* _WHAT YOU ARE ASKED TO DO_
Write every line of the material out exactly as shown.

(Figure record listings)
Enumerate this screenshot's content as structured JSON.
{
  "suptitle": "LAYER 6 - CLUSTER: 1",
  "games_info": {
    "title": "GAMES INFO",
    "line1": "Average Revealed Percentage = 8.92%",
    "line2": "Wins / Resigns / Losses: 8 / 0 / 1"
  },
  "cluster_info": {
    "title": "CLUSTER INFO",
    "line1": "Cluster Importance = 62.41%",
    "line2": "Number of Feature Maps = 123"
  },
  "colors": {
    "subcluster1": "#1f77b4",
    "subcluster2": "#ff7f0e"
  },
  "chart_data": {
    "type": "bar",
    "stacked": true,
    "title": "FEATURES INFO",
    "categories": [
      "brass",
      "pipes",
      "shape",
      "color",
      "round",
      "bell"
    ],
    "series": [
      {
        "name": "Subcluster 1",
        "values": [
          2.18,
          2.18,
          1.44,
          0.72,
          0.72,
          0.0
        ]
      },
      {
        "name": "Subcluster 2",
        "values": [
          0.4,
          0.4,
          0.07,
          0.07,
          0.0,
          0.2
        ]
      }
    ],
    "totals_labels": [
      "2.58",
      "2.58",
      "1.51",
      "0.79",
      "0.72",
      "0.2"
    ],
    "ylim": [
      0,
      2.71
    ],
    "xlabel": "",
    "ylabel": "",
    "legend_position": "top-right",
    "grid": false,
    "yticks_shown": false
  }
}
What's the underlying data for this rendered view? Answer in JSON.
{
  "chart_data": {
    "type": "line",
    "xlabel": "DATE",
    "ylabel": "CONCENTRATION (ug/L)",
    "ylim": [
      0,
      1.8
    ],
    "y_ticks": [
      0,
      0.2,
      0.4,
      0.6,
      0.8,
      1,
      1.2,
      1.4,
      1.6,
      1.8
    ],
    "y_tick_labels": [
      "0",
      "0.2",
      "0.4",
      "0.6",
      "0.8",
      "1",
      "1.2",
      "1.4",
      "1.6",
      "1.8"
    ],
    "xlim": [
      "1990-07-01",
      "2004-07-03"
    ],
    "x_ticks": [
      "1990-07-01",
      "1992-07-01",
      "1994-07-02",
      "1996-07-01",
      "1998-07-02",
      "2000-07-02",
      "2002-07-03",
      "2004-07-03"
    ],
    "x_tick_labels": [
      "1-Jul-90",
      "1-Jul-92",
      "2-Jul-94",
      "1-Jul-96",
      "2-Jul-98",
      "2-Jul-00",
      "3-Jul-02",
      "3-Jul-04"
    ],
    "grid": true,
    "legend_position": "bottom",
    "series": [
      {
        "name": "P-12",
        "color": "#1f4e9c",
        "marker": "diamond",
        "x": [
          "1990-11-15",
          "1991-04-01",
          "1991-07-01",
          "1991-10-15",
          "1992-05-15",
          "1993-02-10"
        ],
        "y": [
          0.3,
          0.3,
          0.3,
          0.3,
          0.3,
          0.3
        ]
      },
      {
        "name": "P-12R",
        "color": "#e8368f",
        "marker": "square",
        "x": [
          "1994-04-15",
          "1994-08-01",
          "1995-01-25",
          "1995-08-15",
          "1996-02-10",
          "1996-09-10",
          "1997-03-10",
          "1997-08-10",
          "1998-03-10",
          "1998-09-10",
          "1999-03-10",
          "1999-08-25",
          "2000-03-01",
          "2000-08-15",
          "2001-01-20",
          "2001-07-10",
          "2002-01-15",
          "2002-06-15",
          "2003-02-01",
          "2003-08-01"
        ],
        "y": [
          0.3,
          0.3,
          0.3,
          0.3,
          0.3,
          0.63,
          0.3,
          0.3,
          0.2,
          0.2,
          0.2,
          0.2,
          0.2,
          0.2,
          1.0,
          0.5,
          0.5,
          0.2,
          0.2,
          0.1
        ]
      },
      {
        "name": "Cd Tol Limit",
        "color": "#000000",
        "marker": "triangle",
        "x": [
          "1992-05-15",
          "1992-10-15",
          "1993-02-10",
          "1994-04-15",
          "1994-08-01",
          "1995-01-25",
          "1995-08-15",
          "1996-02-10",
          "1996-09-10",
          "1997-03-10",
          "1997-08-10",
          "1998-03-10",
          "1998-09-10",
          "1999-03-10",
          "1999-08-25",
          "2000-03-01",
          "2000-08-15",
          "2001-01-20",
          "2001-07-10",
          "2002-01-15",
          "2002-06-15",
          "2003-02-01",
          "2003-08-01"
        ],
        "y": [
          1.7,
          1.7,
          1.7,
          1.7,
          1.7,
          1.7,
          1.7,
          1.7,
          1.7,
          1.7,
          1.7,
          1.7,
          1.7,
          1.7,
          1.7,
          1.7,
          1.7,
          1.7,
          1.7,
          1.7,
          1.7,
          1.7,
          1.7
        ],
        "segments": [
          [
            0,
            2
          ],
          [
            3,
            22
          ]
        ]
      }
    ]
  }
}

* _RESPONSE BELOW_
Enumerate this screenshot's content as structured JSON.
{
  "suptitle": "LAYER 6 - CLUSTER: 1",
  "games_info": {
    "title": "GAMES INFO",
    "line1": "Average Revealed Percentage = 8.92%",
    "line2": "Wins / Resigns / Losses: 8 / 0 / 1"
  },
  "cluster_info": {
    "title": "CLUSTER INFO",
    "line1": "Cluster Importance = 62.41%",
    "line2": "Number of Feature Maps = 123"
  },
  "colors": {
    "subcluster1": "#1f77b4",
    "subcluster2": "#ff7f0e"
  },
  "chart_data": {
    "type": "bar",
    "stacked": true,
    "title": "FEATURES INFO",
    "categories": [
      "brass",
      "pipes",
      "shape",
      "color",
      "round",
      "bell"
    ],
    "series": [
      {
        "name": "Subcluster 1",
        "values": [
          2.18,
          2.18,
          1.44,
          0.72,
          0.72,
          0.0
        ]
      },
      {
        "name": "Subcluster 2",
        "values": [
          0.4,
          0.4,
          0.07,
          0.07,
          0.0,
          0.2
        ]
      }
    ],
    "totals_labels": [
      "2.58",
      "2.58",
      "1.51",
      "0.79",
      "0.72",
      "0.2"
    ],
    "ylim": [
      0,
      2.71
    ],
    "xlabel": "",
    "ylabel": "",
    "legend_position": "top-right",
    "grid": false,
    "yticks_shown": false
  }
}
What's the underlying data for this rendered view? Answer in JSON.
{
  "chart_data": {
    "type": "line",
    "xlabel": "DATE",
    "ylabel": "CONCENTRATION (ug/L)",
    "ylim": [
      0,
      1.8
    ],
    "y_ticks": [
      0,
      0.2,
      0.4,
      0.6,
      0.8,
      1,
      1.2,
      1.4,
      1.6,
      1.8
    ],
    "y_tick_labels": [
      "0",
      "0.2",
      "0.4",
      "0.6",
      "0.8",
      "1",
      "1.2",
      "1.4",
      "1.6",
      "1.8"
    ],
    "xlim": [
      "1990-07-01",
      "2004-07-03"
    ],
    "x_ticks": [
      "1990-07-01",
      "1992-07-01",
      "1994-07-02",
      "1996-07-01",
      "1998-07-02",
      "2000-07-02",
      "2002-07-03",
      "2004-07-03"
    ],
    "x_tick_labels": [
      "1-Jul-90",
      "1-Jul-92",
      "2-Jul-94",
      "1-Jul-96",
      "2-Jul-98",
      "2-Jul-00",
      "3-Jul-02",
      "3-Jul-04"
    ],
    "grid": true,
    "legend_position": "bottom",
    "series": [
      {
        "name": "P-12",
        "color": "#1f4e9c",
        "marker": "diamond",
        "x": [
          "1990-11-15",
          "1991-04-01",
          "1991-07-01",
          "1991-10-15",
          "1992-05-15",
          "1993-02-10"
        ],
        "y": [
          0.3,
          0.3,
          0.3,
          0.3,
          0.3,
          0.3
        ]
      },
      {
        "name": "P-12R",
        "color": "#e8368f",
        "marker": "square",
        "x": [
          "1994-04-15",
          "1994-08-01",
          "1995-01-25",
          "1995-08-15",
          "1996-02-10",
          "1996-09-10",
          "1997-03-10",
          "1997-08-10",
          "1998-03-10",
          "1998-09-10",
          "1999-03-10",
          "1999-08-25",
          "2000-03-01",
          "2000-08-15",
          "2001-01-20",
          "2001-07-10",
          "2002-01-15",
          "2002-06-15",
          "2003-02-01",
          "2003-08-01"
        ],
        "y": [
          0.3,
          0.3,
          0.3,
          0.3,
          0.3,
          0.63,
          0.3,
          0.3,
          0.2,
          0.2,
          0.2,
          0.2,
          0.2,
          0.2,
          1.0,
          0.5,
          0.5,
          0.2,
          0.2,
          0.1
        ]
      },
      {
        "name": "Cd Tol Limit",
        "color": "#000000",
        "marker": "triangle",
        "x": [
          "1992-05-15",
          "1992-10-15",
          "1993-02-10",
          "1994-04-15",
          "1994-08-01",
          "1995-01-25",
          "1995-08-15",
          "1996-02-10",
          "1996-09-10",
          "1997-03-10",
          "1997-08-10",
          "1998-03-10",
          "1998-09-10",
          "1999-03-10",
          "1999-08-25",
          "2000-03-01",
          "2000-08-15",
          "2001-01-20",
          "2001-07-10",
          "2002-01-15",
          "2002-06-15",
          "2003-02-01",
          "2003-08-01"
        ],
        "y": [
          1.7,
          1.7,
          1.7,
          1.7,
          1.7,
          1.7,
          1.7,
          1.7,
          1.7,
          1.7,
          1.7,
          1.7,
          1.7,
          1.7,
          1.7,
          1.7,
          1.7,
          1.7,
          1.7,
          1.7,
          1.7,
          1.7,
          1.7
        ],
        "segments": [
          [
            0,
            2
          ],
          [
            3,
            22
          ]
        ]
      }
    ]
  }
}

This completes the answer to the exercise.